**** DATASET ENTRIES ****

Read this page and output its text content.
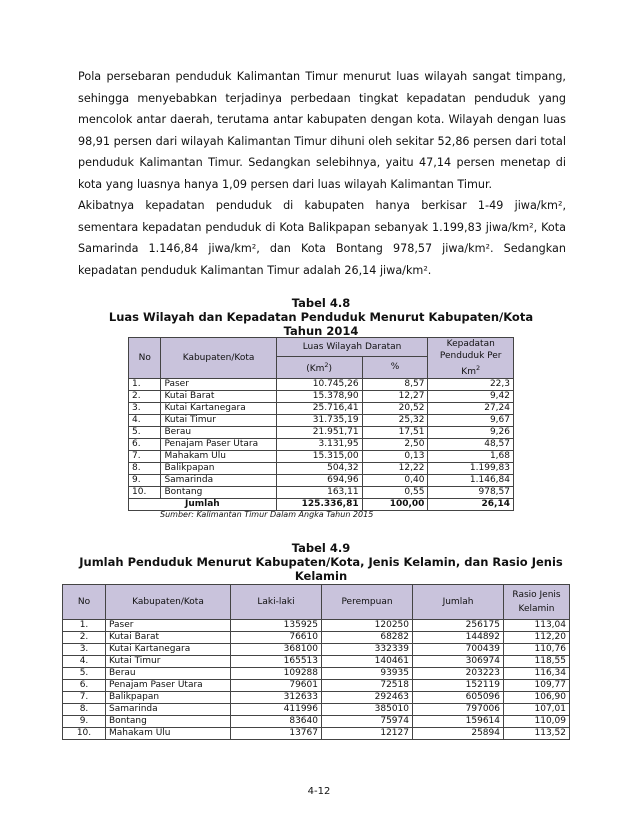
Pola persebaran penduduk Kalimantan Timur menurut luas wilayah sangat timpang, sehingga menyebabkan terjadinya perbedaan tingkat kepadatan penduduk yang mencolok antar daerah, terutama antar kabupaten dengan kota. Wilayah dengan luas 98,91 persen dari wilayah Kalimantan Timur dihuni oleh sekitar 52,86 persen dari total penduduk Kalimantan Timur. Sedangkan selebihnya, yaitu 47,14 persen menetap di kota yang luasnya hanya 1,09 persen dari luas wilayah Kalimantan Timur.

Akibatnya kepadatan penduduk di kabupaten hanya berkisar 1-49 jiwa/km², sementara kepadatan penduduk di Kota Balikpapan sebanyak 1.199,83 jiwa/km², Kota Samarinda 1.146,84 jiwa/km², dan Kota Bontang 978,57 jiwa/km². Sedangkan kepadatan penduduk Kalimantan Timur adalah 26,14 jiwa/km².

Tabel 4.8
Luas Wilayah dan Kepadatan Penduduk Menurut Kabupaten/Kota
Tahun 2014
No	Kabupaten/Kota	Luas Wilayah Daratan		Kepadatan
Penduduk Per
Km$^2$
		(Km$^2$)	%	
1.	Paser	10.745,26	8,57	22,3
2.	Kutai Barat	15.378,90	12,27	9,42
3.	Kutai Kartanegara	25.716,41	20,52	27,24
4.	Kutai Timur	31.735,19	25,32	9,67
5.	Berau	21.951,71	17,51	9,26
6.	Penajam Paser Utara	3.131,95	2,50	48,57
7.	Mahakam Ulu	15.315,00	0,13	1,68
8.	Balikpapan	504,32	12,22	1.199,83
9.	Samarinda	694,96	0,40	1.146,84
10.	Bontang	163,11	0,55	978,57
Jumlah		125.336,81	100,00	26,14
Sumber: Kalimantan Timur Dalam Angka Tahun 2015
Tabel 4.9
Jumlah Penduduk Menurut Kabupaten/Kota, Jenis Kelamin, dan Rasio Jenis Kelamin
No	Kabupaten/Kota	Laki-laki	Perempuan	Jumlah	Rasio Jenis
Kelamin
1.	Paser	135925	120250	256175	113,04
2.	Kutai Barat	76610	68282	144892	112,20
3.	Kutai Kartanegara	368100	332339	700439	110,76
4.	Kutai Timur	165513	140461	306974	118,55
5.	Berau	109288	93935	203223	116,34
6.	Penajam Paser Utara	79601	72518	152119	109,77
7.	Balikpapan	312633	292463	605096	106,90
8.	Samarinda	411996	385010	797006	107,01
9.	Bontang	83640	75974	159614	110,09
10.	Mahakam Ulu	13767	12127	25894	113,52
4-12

****

• WHAT TO DO: Leave the images out, please, and restate each line word for word.

• TASK SOLUTION:
Read this page and output its text content.
Pola persebaran penduduk Kalimantan Timur menurut luas wilayah sangat timpang, sehingga menyebabkan terjadinya perbedaan tingkat kepadatan penduduk yang mencolok antar daerah, terutama antar kabupaten dengan kota. Wilayah dengan luas 98,91 persen dari wilayah Kalimantan Timur dihuni oleh sekitar 52,86 persen dari total penduduk Kalimantan Timur. Sedangkan selebihnya, yaitu 47,14 persen menetap di kota yang luasnya hanya 1,09 persen dari luas wilayah Kalimantan Timur.

Akibatnya kepadatan penduduk di kabupaten hanya berkisar 1-49 jiwa/km², sementara kepadatan penduduk di Kota Balikpapan sebanyak 1.199,83 jiwa/km², Kota Samarinda 1.146,84 jiwa/km², dan Kota Bontang 978,57 jiwa/km². Sedangkan kepadatan penduduk Kalimantan Timur adalah 26,14 jiwa/km².

Tabel 4.8
Luas Wilayah dan Kepadatan Penduduk Menurut Kabupaten/Kota
Tahun 2014
No	Kabupaten/Kota	Luas Wilayah Daratan		Kepadatan
Penduduk Per
Km$^2$
		(Km$^2$)	%	
1.	Paser	10.745,26	8,57	22,3
2.	Kutai Barat	15.378,90	12,27	9,42
3.	Kutai Kartanegara	25.716,41	20,52	27,24
4.	Kutai Timur	31.735,19	25,32	9,67
5.	Berau	21.951,71	17,51	9,26
6.	Penajam Paser Utara	3.131,95	2,50	48,57
7.	Mahakam Ulu	15.315,00	0,13	1,68
8.	Balikpapan	504,32	12,22	1.199,83
9.	Samarinda	694,96	0,40	1.146,84
10.	Bontang	163,11	0,55	978,57
Jumlah		125.336,81	100,00	26,14
Sumber: Kalimantan Timur Dalam Angka Tahun 2015
Tabel 4.9
Jumlah Penduduk Menurut Kabupaten/Kota, Jenis Kelamin, dan Rasio Jenis Kelamin
No	Kabupaten/Kota	Laki-laki	Perempuan	Jumlah	Rasio Jenis
Kelamin
1.	Paser	135925	120250	256175	113,04
2.	Kutai Barat	76610	68282	144892	112,20
3.	Kutai Kartanegara	368100	332339	700439	110,76
4.	Kutai Timur	165513	140461	306974	118,55
5.	Berau	109288	93935	203223	116,34
6.	Penajam Paser Utara	79601	72518	152119	109,77
7.	Balikpapan	312633	292463	605096	106,90
8.	Samarinda	411996	385010	797006	107,01
9.	Bontang	83640	75974	159614	110,09
10.	Mahakam Ulu	13767	12127	25894	113,52
4-12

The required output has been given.